AVERITEC Shared Task

Citations

AVeriTeC: A Dataset for Real-world Claim Verification with Evidence from the Web
Michael Schlichtkrull, Zhijiang Guo, Andreas Vlachos
Contains guidelines for the AVERITEC Shared Task

@inproceedings{
  schlichtkrull2023averitec,
  title={AVeriTeC: A Dataset for Real-world Claim Verification with Evidence from the Web},
  author={Michael Sejr Schlichtkrull and Zhijiang Guo and Andreas Vlachos},
  booktitle={Thirty-seventh Conference on Neural Information Processing Systems Datasets and Benchmarks Track},
  year={2023},
  url={https://openreview.net/forum?id=fKzSz0oyaI}
}

Key Dates (TBC)

  • Challenge Launch: April 2024
  • Training/Dev Data Release: April 2024
  • Testing Begins: June 30, 2024
  • Submission Closes: July 15, 2024
  • Results Announced: July 18, 2024
  • System Descriptions Due for Workshop: August 15, 2024
  • Winners Announced: November 15 or 16, 2024 (7th FEVER Workshop)

Task Definition

The AVeriTeC challenge aims to evaluate the ability of systems to verify real-world claims with evidence from the Web.

  • Given a claim and its metadata, the systems must retrieve evidence that supports and/or refutes the claim, either from the Web or from the document collection provided by the organisers.
  • Using this evidence, label the claim as Supported, Refuted given the evidence, Not Enough Evidence (if there isn't sufficient evidence to either support or refute it) or Conflicting Evidence/Cherry-picking (if the claim has both supporting and refuting evidence).
  • A response will be considered correct only if both the label is correct and the evidence adequate. As evidence retrieval evaluation is non-trivial to perform automatically, the participants will asked to help evaluate it manually to assess the systems fairly.

To learn more about the task and our baseline implementation, read our paper AVeriTeC: A Dataset for Real-world Claim Verification with Evidence from the Web.

Data

The participants are given access to the training and development datasets of the AVeriTeC paper available here. In addition, we provide the document collection for each claim as compiled by searching the Web using the Google API here. It is guaranteed to contain the right evidence, so that participants do not need to use a search engine to develop their approaches (but doing so is allowed). The test dataset will be released in the end of June, including both claims and document collections (but not the correct responses). The datasets are distributed in the JSONL format with one example per line (see http://jsonlines.org for more details). The data can be downloaded on the AVeriTeC Dataset page.

Submission

System predictions should be submitted to our EvalAI challenge page. Before the release of the testing data you can submit your predictions on the development split to become familiar with the submission system. When submitting system predictions, you need to specify the system name, and, if available, a link to the code. We will use the team name you specified on EvalAI when we compile the final results of the challenge. You can find more details on the submission page itself.

NB: Participants will be allowed a limited number of submissions per system (once a day) – multiple submissions are allowed, but only the final one will be scored/counted.

## SET OF TASKS:
A – On the shared task page, what date is given for the close of submissions?
B – Reproduce the stretch of the shared task page that begins at the words "System predictions should" and stops after the words "submission page itself.".

## Region and label listings:
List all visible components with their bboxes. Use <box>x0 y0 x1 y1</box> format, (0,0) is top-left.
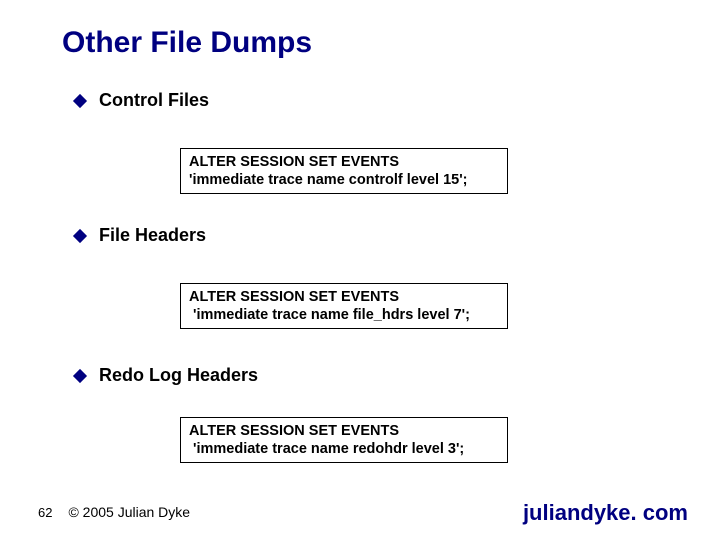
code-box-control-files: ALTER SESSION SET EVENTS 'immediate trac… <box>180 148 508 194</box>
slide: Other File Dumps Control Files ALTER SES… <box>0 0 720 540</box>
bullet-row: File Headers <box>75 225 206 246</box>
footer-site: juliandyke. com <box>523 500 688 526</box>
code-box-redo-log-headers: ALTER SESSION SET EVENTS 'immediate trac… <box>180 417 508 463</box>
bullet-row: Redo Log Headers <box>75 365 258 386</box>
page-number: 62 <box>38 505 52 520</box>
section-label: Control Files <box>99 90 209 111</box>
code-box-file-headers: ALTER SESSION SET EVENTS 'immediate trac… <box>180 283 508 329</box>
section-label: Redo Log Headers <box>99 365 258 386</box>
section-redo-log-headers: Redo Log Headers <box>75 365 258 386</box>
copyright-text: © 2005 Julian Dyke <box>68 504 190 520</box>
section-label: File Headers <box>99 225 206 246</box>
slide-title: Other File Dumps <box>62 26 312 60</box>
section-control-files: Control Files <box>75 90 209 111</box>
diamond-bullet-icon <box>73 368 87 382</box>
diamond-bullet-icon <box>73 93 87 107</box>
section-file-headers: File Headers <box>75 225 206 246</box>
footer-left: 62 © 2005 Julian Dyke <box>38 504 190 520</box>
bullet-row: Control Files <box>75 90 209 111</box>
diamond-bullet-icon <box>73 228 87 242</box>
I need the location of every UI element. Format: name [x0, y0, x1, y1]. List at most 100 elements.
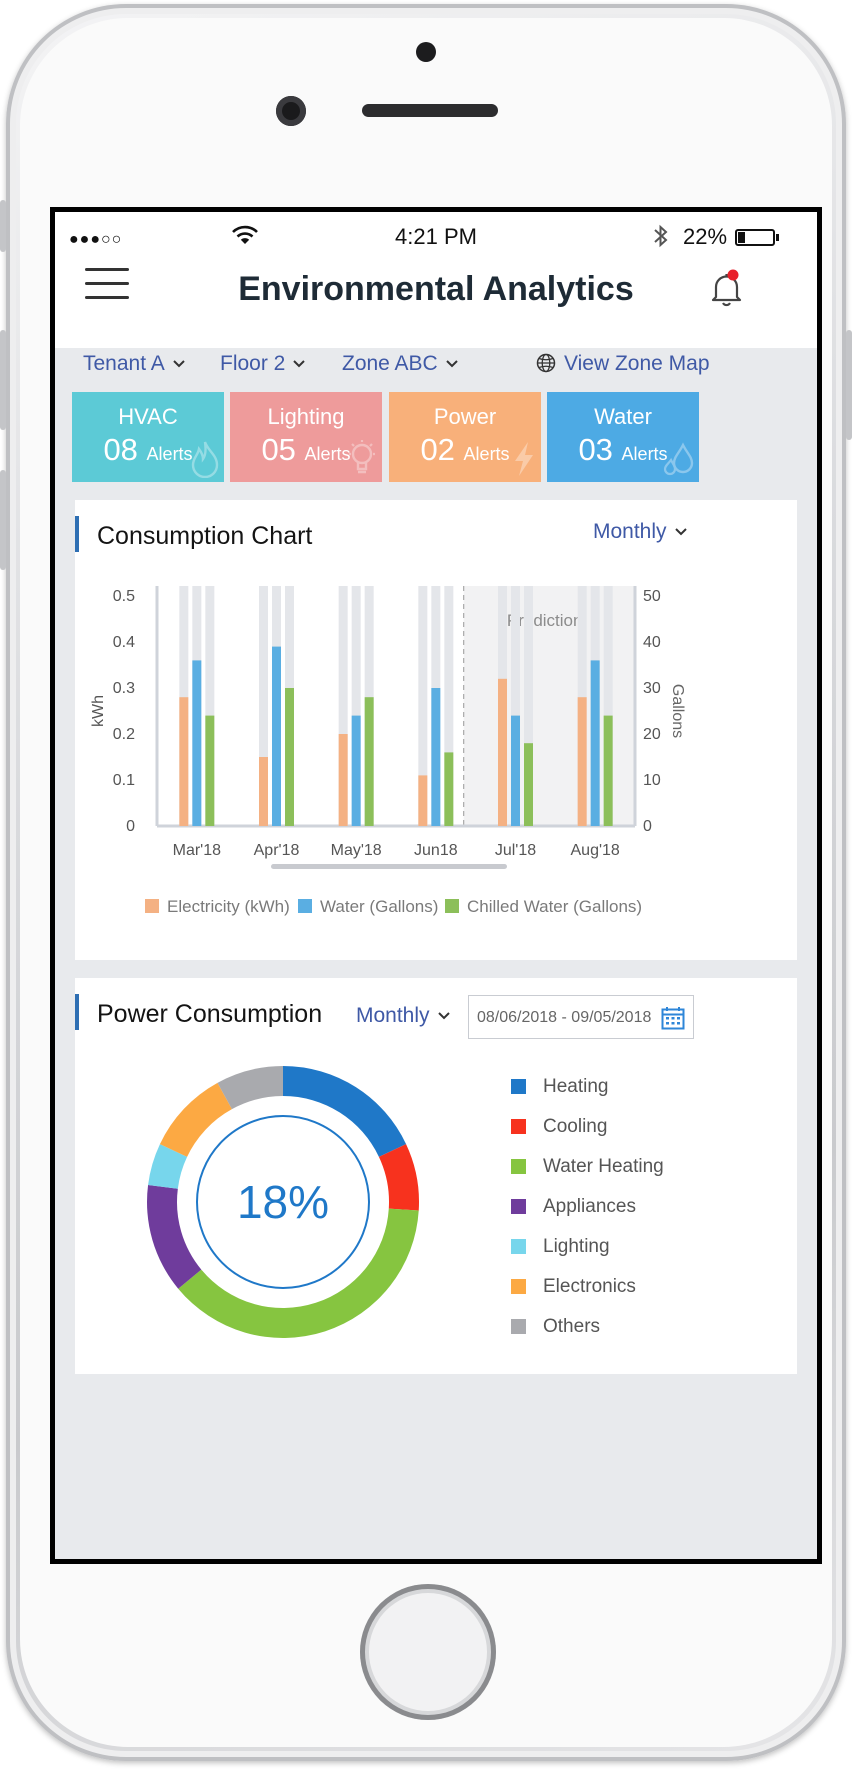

---

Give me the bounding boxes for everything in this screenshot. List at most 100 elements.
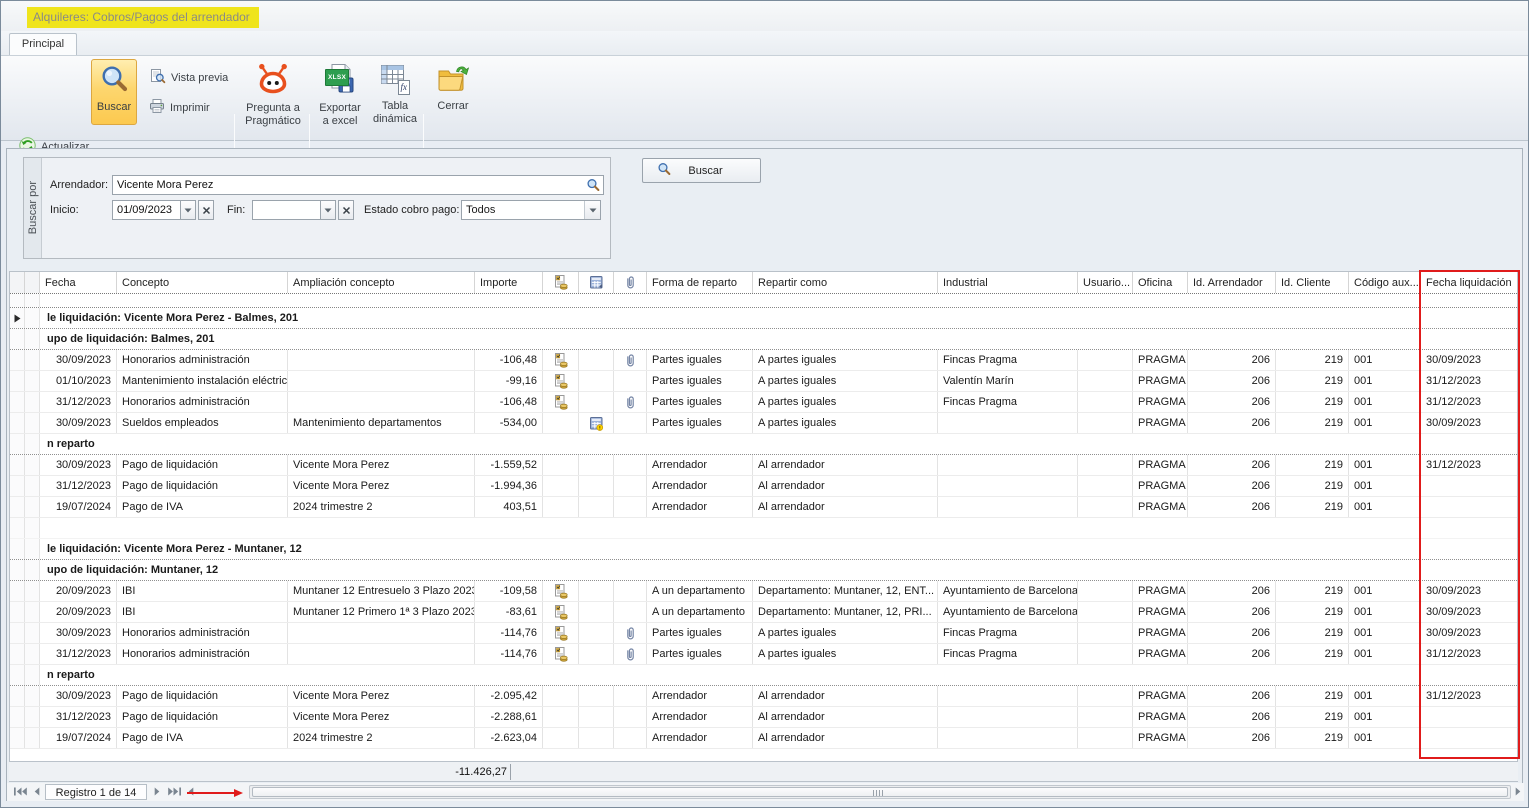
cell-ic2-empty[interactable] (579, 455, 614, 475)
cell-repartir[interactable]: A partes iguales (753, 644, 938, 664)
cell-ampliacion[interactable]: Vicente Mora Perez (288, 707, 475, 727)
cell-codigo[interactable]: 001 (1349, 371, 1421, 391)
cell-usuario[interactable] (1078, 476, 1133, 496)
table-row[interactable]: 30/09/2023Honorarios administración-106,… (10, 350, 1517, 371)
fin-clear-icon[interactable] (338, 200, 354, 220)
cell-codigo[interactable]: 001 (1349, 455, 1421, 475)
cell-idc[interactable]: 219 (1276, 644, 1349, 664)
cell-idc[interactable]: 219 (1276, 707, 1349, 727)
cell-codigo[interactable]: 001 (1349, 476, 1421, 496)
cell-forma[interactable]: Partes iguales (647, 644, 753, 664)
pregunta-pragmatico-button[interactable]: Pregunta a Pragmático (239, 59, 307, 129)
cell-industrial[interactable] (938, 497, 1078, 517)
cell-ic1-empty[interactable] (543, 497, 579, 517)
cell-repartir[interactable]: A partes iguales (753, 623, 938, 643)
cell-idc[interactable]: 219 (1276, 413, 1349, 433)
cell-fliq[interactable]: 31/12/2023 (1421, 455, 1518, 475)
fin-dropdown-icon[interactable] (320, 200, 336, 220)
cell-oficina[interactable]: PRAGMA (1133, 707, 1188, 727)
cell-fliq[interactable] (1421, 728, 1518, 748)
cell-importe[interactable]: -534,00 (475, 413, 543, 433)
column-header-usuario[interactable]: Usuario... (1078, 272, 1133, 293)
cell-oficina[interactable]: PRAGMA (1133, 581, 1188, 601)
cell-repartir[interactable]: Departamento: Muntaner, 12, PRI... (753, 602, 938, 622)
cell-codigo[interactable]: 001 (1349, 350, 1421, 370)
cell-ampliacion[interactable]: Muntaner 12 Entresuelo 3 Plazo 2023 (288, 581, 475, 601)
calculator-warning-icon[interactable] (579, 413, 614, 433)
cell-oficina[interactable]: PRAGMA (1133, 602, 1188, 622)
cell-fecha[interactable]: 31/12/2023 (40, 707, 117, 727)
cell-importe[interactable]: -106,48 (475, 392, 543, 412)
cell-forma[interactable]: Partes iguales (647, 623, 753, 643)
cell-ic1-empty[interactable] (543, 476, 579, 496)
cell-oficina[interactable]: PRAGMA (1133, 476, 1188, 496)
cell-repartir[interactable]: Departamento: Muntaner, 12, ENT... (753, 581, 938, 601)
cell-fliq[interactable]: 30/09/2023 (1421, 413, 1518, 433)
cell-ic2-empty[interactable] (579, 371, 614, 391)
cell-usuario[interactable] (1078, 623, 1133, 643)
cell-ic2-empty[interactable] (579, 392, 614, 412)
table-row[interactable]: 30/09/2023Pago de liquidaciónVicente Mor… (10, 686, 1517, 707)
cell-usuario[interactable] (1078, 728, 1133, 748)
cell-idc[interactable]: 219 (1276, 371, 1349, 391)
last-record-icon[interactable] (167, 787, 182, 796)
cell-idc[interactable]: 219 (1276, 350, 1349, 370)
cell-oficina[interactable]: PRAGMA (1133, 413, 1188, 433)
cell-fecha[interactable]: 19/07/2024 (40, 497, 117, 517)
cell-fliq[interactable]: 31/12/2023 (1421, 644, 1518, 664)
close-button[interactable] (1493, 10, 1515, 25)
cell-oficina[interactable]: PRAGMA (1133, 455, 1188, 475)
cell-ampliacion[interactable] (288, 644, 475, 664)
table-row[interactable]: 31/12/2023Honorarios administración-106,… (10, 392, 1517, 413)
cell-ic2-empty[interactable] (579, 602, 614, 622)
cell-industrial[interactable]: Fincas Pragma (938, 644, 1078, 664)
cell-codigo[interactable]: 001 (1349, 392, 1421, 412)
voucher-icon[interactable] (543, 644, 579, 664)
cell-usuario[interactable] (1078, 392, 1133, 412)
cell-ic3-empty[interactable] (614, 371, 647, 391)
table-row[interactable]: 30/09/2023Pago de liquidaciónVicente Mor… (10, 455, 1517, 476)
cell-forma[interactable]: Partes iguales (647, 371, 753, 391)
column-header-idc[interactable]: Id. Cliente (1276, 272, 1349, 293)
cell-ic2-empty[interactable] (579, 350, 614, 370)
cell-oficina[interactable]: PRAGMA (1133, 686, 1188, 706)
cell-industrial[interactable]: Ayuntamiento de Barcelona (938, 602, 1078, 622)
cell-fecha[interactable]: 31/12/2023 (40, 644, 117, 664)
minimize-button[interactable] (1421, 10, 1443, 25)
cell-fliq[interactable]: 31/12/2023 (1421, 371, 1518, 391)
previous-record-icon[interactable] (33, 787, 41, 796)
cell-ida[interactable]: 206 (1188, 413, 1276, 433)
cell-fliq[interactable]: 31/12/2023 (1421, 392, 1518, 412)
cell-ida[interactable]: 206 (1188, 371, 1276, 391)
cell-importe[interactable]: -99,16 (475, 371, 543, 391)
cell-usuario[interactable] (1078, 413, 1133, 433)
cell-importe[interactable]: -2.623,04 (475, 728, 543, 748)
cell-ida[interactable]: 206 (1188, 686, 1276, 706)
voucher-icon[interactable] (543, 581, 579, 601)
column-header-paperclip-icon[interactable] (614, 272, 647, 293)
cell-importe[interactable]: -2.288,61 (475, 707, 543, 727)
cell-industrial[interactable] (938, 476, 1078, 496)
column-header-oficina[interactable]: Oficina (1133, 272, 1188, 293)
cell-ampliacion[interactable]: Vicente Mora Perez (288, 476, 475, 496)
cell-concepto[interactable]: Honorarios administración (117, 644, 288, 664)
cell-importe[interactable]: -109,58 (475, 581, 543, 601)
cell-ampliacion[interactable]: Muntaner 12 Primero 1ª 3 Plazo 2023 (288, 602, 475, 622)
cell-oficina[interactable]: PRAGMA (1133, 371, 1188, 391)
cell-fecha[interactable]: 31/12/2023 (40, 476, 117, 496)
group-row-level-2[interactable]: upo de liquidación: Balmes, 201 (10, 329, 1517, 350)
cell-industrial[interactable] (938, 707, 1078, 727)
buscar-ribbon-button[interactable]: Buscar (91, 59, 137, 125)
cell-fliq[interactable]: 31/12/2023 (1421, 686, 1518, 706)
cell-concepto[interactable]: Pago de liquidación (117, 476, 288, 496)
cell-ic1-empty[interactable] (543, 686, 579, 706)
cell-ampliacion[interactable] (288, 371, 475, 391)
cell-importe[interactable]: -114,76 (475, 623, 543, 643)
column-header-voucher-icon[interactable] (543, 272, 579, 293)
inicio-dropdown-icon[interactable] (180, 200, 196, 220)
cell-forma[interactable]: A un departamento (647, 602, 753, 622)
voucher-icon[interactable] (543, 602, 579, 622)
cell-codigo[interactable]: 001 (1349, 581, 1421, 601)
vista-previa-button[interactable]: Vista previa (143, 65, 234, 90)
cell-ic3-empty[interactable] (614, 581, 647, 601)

## THE RESPONSES:
A – July 15, 2024

B –
System predictions should be submitted to our EvalAI challenge page. Before the release of the testing data you can submit your predictions on the development split to become familiar with the submission system. When submitting system predictions, you need to specify the system name, and, if available, a link to the code. We will use the team name you specified on EvalAI when we compile the final results of the challenge. You can find more details on the submission page itself.